[TASK TO COMPLETE] Do not include the pictures; repeat the rest of the data exactly.
== SOURCE DATA ==
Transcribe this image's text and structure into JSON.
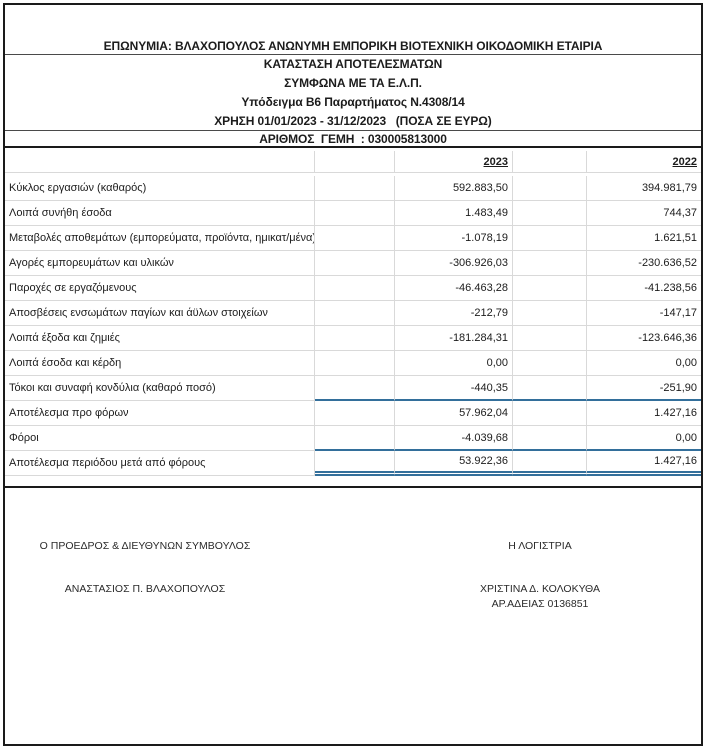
{
  "header": {
    "company_line": "ΕΠΩΝΥΜΙΑ: ΒΛΑΧΟΠΟΥΛΟΣ ΑΝΩΝΥΜΗ ΕΜΠΟΡΙΚΗ ΒΙΟΤΕΧΝΙΚΗ ΟΙΚΟΔΟΜΙΚΗ ΕΤΑΙΡΙΑ",
    "statement_title": "ΚΑΤΑΣΤΑΣΗ ΑΠΟΤΕΛΕΣΜΑΤΩΝ",
    "standards_line": "ΣΥΜΦΩΝΑ ΜΕ ΤΑ Ε.Λ.Π.",
    "template_line": "Υπόδειγμα Β6 Παραρτήματος Ν.4308/14",
    "period_line": "ΧΡΗΣΗ 01/01/2023 - 31/12/2023   (ΠΟΣΑ ΣΕ ΕΥΡΩ)",
    "registry_line": "ΑΡΙΘΜΟΣ  ΓΕΜΗ  : 030005813000"
  },
  "table": {
    "year_columns": [
      "2023",
      "2022"
    ],
    "rows": [
      {
        "label": "Κύκλος εργασιών (καθαρός)",
        "v2023": "592.883,50",
        "v2022": "394.981,79",
        "rule": ""
      },
      {
        "label": "Λοιπά συνήθη έσοδα",
        "v2023": "1.483,49",
        "v2022": "744,37",
        "rule": ""
      },
      {
        "label": "Μεταβολές αποθεμάτων (εμπορεύματα, προϊόντα, ημικατ/μένα)",
        "v2023": "-1.078,19",
        "v2022": "1.621,51",
        "rule": ""
      },
      {
        "label": "Αγορές εμπορευμάτων και υλικών",
        "v2023": "-306.926,03",
        "v2022": "-230.636,52",
        "rule": ""
      },
      {
        "label": "Παροχές σε εργαζόμενους",
        "v2023": "-46.463,28",
        "v2022": "-41.238,56",
        "rule": ""
      },
      {
        "label": "Αποσβέσεις ενσωμάτων παγίων και άϋλων στοιχείων",
        "v2023": "-212,79",
        "v2022": "-147,17",
        "rule": ""
      },
      {
        "label": "Λοιπά έξοδα και ζημιές",
        "v2023": "-181.284,31",
        "v2022": "-123.646,36",
        "rule": ""
      },
      {
        "label": "Λοιπά έσοδα και κέρδη",
        "v2023": "0,00",
        "v2022": "0,00",
        "rule": ""
      },
      {
        "label": "Τόκοι και συναφή κονδύλια (καθαρό ποσό)",
        "v2023": "-440,35",
        "v2022": "-251,90",
        "rule": "blue"
      },
      {
        "label": "Αποτέλεσμα προ φόρων",
        "v2023": "57.962,04",
        "v2022": "1.427,16",
        "rule": ""
      },
      {
        "label": "Φόροι",
        "v2023": "-4.039,68",
        "v2022": "0,00",
        "rule": "blue"
      },
      {
        "label": "Αποτέλεσμα περιόδου μετά από φόρους",
        "v2023": "53.922,36",
        "v2022": "1.427,16",
        "rule": "double"
      }
    ]
  },
  "footer": {
    "left": {
      "title": "Ο ΠΡΟΕΔΡΟΣ & ΔΙΕΥΘΥΝΩΝ ΣΥΜΒΟΥΛΟΣ",
      "name": "ΑΝΑΣΤΑΣΙΟΣ Π. ΒΛΑΧΟΠΟΥΛΟΣ"
    },
    "right": {
      "title": "Η ΛΟΓΙΣΤΡΙΑ",
      "name": "ΧΡΙΣΤΙΝΑ Δ. ΚΟΛΟΚΥΘΑ",
      "license": "ΑΡ.ΑΔΕΙΑΣ 0136851"
    }
  },
  "colors": {
    "accent_blue": "#336f9b",
    "gridline_gray": "#d9d9d9",
    "border_black": "#1a1a1a"
  }
}
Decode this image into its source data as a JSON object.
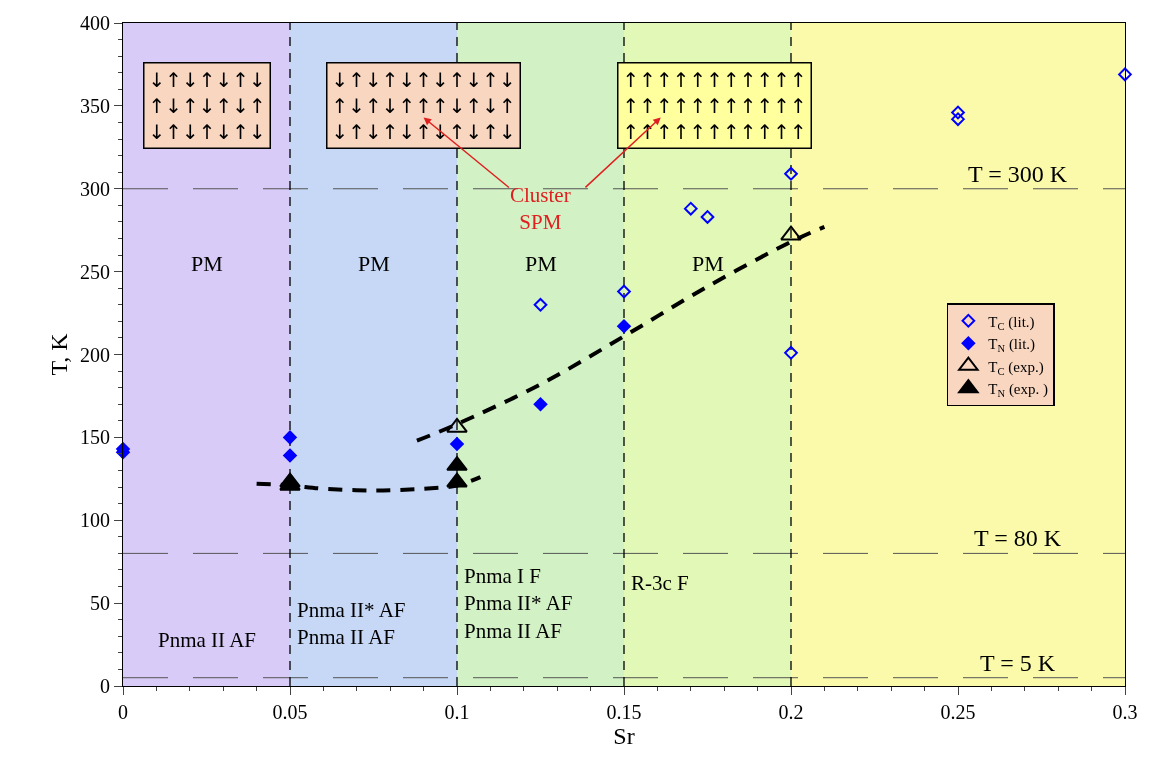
===
[EXERCISE SOLUTION]
Transcribe this image's text and structure into JSON.
{
  "header": {
    "company_line": "ΕΠΩΝΥΜΙΑ: ΒΛΑΧΟΠΟΥΛΟΣ ΑΝΩΝΥΜΗ ΕΜΠΟΡΙΚΗ ΒΙΟΤΕΧΝΙΚΗ ΟΙΚΟΔΟΜΙΚΗ ΕΤΑΙΡΙΑ",
    "statement_title": "ΚΑΤΑΣΤΑΣΗ ΑΠΟΤΕΛΕΣΜΑΤΩΝ",
    "standards_line": "ΣΥΜΦΩΝΑ ΜΕ ΤΑ Ε.Λ.Π.",
    "template_line": "Υπόδειγμα Β6 Παραρτήματος Ν.4308/14",
    "period_line": "ΧΡΗΣΗ 01/01/2023 - 31/12/2023   (ΠΟΣΑ ΣΕ ΕΥΡΩ)",
    "registry_line": "ΑΡΙΘΜΟΣ  ΓΕΜΗ  : 030005813000"
  },
  "table": {
    "year_columns": [
      "2023",
      "2022"
    ],
    "rows": [
      {
        "label": "Κύκλος εργασιών (καθαρός)",
        "v2023": "592.883,50",
        "v2022": "394.981,79",
        "rule": ""
      },
      {
        "label": "Λοιπά συνήθη έσοδα",
        "v2023": "1.483,49",
        "v2022": "744,37",
        "rule": ""
      },
      {
        "label": "Μεταβολές αποθεμάτων (εμπορεύματα, προϊόντα, ημικατ/μένα)",
        "v2023": "-1.078,19",
        "v2022": "1.621,51",
        "rule": ""
      },
      {
        "label": "Αγορές εμπορευμάτων και υλικών",
        "v2023": "-306.926,03",
        "v2022": "-230.636,52",
        "rule": ""
      },
      {
        "label": "Παροχές σε εργαζόμενους",
        "v2023": "-46.463,28",
        "v2022": "-41.238,56",
        "rule": ""
      },
      {
        "label": "Αποσβέσεις ενσωμάτων παγίων και άϋλων στοιχείων",
        "v2023": "-212,79",
        "v2022": "-147,17",
        "rule": ""
      },
      {
        "label": "Λοιπά έξοδα και ζημιές",
        "v2023": "-181.284,31",
        "v2022": "-123.646,36",
        "rule": ""
      },
      {
        "label": "Λοιπά έσοδα και κέρδη",
        "v2023": "0,00",
        "v2022": "0,00",
        "rule": ""
      },
      {
        "label": "Τόκοι και συναφή κονδύλια (καθαρό ποσό)",
        "v2023": "-440,35",
        "v2022": "-251,90",
        "rule": "blue"
      },
      {
        "label": "Αποτέλεσμα προ φόρων",
        "v2023": "57.962,04",
        "v2022": "1.427,16",
        "rule": ""
      },
      {
        "label": "Φόροι",
        "v2023": "-4.039,68",
        "v2022": "0,00",
        "rule": "blue"
      },
      {
        "label": "Αποτέλεσμα περιόδου μετά από φόρους",
        "v2023": "53.922,36",
        "v2022": "1.427,16",
        "rule": "double"
      }
    ]
  },
  "footer": {
    "left": {
      "title": "Ο ΠΡΟΕΔΡΟΣ & ΔΙΕΥΘΥΝΩΝ ΣΥΜΒΟΥΛΟΣ",
      "name": "ΑΝΑΣΤΑΣΙΟΣ Π. ΒΛΑΧΟΠΟΥΛΟΣ"
    },
    "right": {
      "title": "Η ΛΟΓΙΣΤΡΙΑ",
      "name": "ΧΡΙΣΤΙΝΑ Δ. ΚΟΛΟΚΥΘΑ",
      "license": "ΑΡ.ΑΔΕΙΑΣ 0136851"
    }
  },
  "colors": {
    "accent_blue": "#336f9b",
    "gridline_gray": "#d9d9d9",
    "border_black": "#1a1a1a"
  }
}
Decode this image into its source data as a JSON object.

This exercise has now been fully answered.